What is needed: Write out all lines holding the word "liquid".

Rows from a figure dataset
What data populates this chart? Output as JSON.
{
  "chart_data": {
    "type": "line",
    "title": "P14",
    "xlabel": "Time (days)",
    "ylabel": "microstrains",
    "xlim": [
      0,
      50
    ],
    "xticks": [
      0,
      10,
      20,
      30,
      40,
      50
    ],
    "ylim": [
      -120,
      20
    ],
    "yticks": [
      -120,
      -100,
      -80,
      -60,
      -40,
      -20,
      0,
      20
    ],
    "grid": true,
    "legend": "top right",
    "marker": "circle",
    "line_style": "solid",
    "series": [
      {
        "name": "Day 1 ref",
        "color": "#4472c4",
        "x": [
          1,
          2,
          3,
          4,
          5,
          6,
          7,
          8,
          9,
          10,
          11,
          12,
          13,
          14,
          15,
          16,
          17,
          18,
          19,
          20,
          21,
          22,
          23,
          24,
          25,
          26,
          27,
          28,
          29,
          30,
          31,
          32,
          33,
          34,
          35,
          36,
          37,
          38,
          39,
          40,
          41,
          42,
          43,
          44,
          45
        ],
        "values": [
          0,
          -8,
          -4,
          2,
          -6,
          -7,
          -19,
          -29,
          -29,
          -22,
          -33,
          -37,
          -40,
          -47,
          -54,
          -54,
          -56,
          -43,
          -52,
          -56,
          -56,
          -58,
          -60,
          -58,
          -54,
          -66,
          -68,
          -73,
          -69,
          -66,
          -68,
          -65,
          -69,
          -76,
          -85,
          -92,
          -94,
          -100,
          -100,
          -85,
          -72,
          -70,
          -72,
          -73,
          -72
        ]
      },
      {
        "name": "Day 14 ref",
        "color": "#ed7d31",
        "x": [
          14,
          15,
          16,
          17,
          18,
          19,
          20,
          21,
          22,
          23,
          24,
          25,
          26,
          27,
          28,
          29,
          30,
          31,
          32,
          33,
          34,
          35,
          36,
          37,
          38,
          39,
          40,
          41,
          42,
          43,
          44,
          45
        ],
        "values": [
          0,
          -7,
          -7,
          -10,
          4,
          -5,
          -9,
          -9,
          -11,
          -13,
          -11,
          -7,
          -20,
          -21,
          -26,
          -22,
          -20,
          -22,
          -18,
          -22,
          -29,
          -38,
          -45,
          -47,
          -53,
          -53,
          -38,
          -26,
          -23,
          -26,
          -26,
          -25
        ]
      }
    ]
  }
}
* * *
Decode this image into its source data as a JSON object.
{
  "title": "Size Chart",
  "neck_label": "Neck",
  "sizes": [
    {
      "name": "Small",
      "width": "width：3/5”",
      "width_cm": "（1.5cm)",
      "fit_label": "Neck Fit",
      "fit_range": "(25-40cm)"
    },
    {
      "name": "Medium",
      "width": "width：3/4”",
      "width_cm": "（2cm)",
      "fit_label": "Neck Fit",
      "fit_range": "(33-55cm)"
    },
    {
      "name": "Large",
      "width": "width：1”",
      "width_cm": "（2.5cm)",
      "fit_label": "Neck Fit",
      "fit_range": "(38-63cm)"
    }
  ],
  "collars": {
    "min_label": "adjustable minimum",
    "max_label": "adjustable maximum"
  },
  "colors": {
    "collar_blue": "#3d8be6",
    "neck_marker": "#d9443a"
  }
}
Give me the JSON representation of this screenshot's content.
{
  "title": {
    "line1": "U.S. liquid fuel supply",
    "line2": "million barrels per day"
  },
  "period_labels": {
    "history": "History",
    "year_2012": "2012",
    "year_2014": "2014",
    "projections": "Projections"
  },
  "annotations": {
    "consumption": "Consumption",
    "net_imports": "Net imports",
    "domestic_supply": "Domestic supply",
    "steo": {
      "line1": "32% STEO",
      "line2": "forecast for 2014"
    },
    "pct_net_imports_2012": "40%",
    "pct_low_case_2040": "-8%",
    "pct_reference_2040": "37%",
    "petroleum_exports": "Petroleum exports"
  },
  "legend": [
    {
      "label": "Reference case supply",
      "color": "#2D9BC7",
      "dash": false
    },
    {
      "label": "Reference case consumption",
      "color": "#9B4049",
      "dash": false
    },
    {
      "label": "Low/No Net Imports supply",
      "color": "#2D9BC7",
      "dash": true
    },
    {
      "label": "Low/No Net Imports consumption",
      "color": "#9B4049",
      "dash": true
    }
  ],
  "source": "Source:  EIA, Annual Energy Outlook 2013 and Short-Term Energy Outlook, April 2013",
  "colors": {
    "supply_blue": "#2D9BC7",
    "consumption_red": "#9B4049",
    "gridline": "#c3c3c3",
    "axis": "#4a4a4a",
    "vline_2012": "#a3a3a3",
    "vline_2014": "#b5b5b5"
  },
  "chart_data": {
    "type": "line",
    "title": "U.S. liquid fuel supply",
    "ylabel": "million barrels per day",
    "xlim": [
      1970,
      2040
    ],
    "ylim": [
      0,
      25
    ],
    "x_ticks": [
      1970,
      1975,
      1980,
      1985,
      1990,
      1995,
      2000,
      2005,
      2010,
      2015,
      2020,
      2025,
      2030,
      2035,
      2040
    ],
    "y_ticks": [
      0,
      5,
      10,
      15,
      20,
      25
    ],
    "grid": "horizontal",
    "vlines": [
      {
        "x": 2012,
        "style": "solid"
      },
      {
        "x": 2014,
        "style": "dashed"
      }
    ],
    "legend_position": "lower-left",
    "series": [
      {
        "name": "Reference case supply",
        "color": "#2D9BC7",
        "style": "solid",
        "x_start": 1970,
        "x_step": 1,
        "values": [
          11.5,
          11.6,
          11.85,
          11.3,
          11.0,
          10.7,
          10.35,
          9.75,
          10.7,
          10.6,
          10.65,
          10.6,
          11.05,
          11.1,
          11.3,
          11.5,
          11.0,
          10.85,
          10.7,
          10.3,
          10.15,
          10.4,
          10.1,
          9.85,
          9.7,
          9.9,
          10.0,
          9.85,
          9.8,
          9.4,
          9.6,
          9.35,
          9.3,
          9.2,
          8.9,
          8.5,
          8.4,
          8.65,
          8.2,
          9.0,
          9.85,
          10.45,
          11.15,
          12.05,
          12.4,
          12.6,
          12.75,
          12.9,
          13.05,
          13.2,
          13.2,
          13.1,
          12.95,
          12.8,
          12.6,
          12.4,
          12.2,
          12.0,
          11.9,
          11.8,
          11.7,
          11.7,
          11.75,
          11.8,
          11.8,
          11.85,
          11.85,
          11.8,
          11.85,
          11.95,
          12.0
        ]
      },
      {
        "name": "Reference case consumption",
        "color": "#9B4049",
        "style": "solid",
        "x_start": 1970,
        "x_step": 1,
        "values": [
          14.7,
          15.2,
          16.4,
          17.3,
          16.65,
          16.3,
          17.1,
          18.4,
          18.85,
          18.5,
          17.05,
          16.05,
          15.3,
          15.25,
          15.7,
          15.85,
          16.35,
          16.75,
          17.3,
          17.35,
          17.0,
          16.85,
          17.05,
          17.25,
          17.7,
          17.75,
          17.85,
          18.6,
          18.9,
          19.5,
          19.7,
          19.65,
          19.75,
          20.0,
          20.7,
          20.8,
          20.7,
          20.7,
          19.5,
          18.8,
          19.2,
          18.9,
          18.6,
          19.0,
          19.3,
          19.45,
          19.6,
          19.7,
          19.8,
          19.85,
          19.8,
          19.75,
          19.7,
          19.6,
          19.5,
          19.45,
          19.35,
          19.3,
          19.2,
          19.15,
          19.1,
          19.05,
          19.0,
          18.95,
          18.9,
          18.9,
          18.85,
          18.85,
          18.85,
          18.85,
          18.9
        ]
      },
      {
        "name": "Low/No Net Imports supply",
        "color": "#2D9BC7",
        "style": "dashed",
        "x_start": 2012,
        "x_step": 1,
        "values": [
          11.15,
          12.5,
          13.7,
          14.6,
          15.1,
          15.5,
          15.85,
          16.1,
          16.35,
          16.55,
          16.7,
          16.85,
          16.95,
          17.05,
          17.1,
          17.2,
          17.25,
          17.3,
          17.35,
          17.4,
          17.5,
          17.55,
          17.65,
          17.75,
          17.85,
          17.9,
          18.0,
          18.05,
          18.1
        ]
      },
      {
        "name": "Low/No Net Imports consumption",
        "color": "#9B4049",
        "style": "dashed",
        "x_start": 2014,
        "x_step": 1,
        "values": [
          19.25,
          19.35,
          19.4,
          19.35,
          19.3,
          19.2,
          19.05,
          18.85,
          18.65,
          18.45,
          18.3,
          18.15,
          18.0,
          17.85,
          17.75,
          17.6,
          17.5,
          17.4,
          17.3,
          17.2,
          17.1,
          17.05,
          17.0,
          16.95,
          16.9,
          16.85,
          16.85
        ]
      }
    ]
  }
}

Response:
    "line1": "U.S. liquid fuel supply",
    "title": "U.S. liquid fuel supply",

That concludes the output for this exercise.